-- start Data supplied --

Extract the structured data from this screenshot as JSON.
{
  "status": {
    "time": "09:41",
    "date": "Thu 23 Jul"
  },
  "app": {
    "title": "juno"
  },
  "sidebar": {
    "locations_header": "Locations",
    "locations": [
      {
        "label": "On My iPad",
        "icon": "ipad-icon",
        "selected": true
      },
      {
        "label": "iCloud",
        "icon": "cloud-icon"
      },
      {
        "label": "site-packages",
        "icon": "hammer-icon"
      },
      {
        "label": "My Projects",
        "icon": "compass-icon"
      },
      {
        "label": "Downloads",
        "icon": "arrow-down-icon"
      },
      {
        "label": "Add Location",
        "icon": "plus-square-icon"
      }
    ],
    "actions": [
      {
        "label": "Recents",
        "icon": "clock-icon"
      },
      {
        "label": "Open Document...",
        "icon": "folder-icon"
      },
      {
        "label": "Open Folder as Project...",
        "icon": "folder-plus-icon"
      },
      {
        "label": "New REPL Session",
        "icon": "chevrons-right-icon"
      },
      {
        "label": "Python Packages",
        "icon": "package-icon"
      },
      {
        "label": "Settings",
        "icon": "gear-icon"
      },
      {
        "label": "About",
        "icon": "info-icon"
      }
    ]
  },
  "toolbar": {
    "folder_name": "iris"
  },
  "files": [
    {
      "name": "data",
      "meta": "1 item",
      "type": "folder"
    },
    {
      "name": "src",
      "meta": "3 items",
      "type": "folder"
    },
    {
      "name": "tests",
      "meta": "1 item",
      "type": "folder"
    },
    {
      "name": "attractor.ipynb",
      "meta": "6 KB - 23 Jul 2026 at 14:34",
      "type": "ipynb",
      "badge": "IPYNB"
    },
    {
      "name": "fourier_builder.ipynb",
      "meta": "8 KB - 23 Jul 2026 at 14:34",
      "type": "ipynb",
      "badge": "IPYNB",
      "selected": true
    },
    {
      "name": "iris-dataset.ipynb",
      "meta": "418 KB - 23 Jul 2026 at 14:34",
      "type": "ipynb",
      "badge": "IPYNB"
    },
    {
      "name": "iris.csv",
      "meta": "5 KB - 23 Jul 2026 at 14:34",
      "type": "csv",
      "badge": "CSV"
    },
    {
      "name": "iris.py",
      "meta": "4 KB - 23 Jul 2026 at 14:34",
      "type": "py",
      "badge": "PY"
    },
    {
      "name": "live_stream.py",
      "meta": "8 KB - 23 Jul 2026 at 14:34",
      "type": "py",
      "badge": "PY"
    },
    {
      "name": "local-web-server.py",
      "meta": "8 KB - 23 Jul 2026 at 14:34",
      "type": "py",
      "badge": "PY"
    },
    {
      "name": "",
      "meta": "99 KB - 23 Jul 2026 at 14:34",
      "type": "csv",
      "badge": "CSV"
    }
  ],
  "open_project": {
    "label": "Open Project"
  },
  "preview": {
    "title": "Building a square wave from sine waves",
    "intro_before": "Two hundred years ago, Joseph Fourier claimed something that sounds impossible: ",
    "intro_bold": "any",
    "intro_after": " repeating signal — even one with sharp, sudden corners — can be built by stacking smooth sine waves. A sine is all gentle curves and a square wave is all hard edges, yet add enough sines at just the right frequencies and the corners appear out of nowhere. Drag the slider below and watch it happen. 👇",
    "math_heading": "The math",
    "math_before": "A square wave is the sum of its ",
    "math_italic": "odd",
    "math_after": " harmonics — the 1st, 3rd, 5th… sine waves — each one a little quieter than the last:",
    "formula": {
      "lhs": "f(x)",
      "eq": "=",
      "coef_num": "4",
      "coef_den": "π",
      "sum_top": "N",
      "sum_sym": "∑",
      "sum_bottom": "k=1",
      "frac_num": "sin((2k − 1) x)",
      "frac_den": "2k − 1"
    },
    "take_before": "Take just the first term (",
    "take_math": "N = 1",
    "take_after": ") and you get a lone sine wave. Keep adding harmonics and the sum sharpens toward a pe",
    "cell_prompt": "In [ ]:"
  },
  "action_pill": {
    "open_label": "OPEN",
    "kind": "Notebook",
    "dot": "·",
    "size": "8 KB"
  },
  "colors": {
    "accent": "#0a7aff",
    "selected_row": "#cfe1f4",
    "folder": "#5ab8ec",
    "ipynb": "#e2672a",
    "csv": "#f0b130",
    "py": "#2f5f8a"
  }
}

-- end Data supplied --

Given request:
Provide an exact reproduction of all the entries shown above.

Response:
Extract the structured data from this screenshot as JSON.
{
  "status": {
    "time": "09:41",
    "date": "Thu 23 Jul"
  },
  "app": {
    "title": "juno"
  },
  "sidebar": {
    "locations_header": "Locations",
    "locations": [
      {
        "label": "On My iPad",
        "icon": "ipad-icon",
        "selected": true
      },
      {
        "label": "iCloud",
        "icon": "cloud-icon"
      },
      {
        "label": "site-packages",
        "icon": "hammer-icon"
      },
      {
        "label": "My Projects",
        "icon": "compass-icon"
      },
      {
        "label": "Downloads",
        "icon": "arrow-down-icon"
      },
      {
        "label": "Add Location",
        "icon": "plus-square-icon"
      }
    ],
    "actions": [
      {
        "label": "Recents",
        "icon": "clock-icon"
      },
      {
        "label": "Open Document...",
        "icon": "folder-icon"
      },
      {
        "label": "Open Folder as Project...",
        "icon": "folder-plus-icon"
      },
      {
        "label": "New REPL Session",
        "icon": "chevrons-right-icon"
      },
      {
        "label": "Python Packages",
        "icon": "package-icon"
      },
      {
        "label": "Settings",
        "icon": "gear-icon"
      },
      {
        "label": "About",
        "icon": "info-icon"
      }
    ]
  },
  "toolbar": {
    "folder_name": "iris"
  },
  "files": [
    {
      "name": "data",
      "meta": "1 item",
      "type": "folder"
    },
    {
      "name": "src",
      "meta": "3 items",
      "type": "folder"
    },
    {
      "name": "tests",
      "meta": "1 item",
      "type": "folder"
    },
    {
      "name": "attractor.ipynb",
      "meta": "6 KB - 23 Jul 2026 at 14:34",
      "type": "ipynb",
      "badge": "IPYNB"
    },
    {
      "name": "fourier_builder.ipynb",
      "meta": "8 KB - 23 Jul 2026 at 14:34",
      "type": "ipynb",
      "badge": "IPYNB",
      "selected": true
    },
    {
      "name": "iris-dataset.ipynb",
      "meta": "418 KB - 23 Jul 2026 at 14:34",
      "type": "ipynb",
      "badge": "IPYNB"
    },
    {
      "name": "iris.csv",
      "meta": "5 KB - 23 Jul 2026 at 14:34",
      "type": "csv",
      "badge": "CSV"
    },
    {
      "name": "iris.py",
      "meta": "4 KB - 23 Jul 2026 at 14:34",
      "type": "py",
      "badge": "PY"
    },
    {
      "name": "live_stream.py",
      "meta": "8 KB - 23 Jul 2026 at 14:34",
      "type": "py",
      "badge": "PY"
    },
    {
      "name": "local-web-server.py",
      "meta": "8 KB - 23 Jul 2026 at 14:34",
      "type": "py",
      "badge": "PY"
    },
    {
      "name": "",
      "meta": "99 KB - 23 Jul 2026 at 14:34",
      "type": "csv",
      "badge": "CSV"
    }
  ],
  "open_project": {
    "label": "Open Project"
  },
  "preview": {
    "title": "Building a square wave from sine waves",
    "intro_before": "Two hundred years ago, Joseph Fourier claimed something that sounds impossible: ",
    "intro_bold": "any",
    "intro_after": " repeating signal — even one with sharp, sudden corners — can be built by stacking smooth sine waves. A sine is all gentle curves and a square wave is all hard edges, yet add enough sines at just the right frequencies and the corners appear out of nowhere. Drag the slider below and watch it happen. 👇",
    "math_heading": "The math",
    "math_before": "A square wave is the sum of its ",
    "math_italic": "odd",
    "math_after": " harmonics — the 1st, 3rd, 5th… sine waves — each one a little quieter than the last:",
    "formula": {
      "lhs": "f(x)",
      "eq": "=",
      "coef_num": "4",
      "coef_den": "π",
      "sum_top": "N",
      "sum_sym": "∑",
      "sum_bottom": "k=1",
      "frac_num": "sin((2k − 1) x)",
      "frac_den": "2k − 1"
    },
    "take_before": "Take just the first term (",
    "take_math": "N = 1",
    "take_after": ") and you get a lone sine wave. Keep adding harmonics and the sum sharpens toward a pe",
    "cell_prompt": "In [ ]:"
  },
  "action_pill": {
    "open_label": "OPEN",
    "kind": "Notebook",
    "dot": "·",
    "size": "8 KB"
  },
  "colors": {
    "accent": "#0a7aff",
    "selected_row": "#cfe1f4",
    "folder": "#5ab8ec",
    "ipynb": "#e2672a",
    "csv": "#f0b130",
    "py": "#2f5f8a"
  }
}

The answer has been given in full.